• _Written request_: Look for the string "并标在试卷的相应位置" and copy every line that has it.

• _Data rows_:

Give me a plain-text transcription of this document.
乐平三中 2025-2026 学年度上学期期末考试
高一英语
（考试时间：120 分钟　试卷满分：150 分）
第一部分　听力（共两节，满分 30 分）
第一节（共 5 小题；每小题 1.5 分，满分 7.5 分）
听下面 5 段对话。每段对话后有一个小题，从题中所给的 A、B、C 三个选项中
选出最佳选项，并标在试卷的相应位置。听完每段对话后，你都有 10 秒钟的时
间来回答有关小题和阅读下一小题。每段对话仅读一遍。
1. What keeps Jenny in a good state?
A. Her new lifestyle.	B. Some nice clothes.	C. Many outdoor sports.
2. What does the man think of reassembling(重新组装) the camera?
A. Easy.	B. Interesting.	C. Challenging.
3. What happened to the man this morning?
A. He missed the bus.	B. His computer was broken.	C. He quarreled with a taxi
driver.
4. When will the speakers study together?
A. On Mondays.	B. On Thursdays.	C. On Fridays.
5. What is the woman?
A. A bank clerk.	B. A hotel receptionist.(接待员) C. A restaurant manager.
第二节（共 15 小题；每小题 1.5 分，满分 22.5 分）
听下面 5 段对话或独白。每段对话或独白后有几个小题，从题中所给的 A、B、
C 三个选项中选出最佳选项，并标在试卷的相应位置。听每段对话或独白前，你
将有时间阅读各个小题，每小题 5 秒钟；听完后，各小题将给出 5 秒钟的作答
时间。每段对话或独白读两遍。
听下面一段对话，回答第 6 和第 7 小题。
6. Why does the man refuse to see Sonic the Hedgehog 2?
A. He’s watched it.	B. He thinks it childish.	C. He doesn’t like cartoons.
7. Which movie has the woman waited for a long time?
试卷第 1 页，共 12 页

• _Worked solution_:
选出最佳选项，并标在试卷的相应位置。听完每段对话后，你都有 10 秒钟的时
C 三个选项中选出最佳选项，并标在试卷的相应位置。听每段对话或独白前，你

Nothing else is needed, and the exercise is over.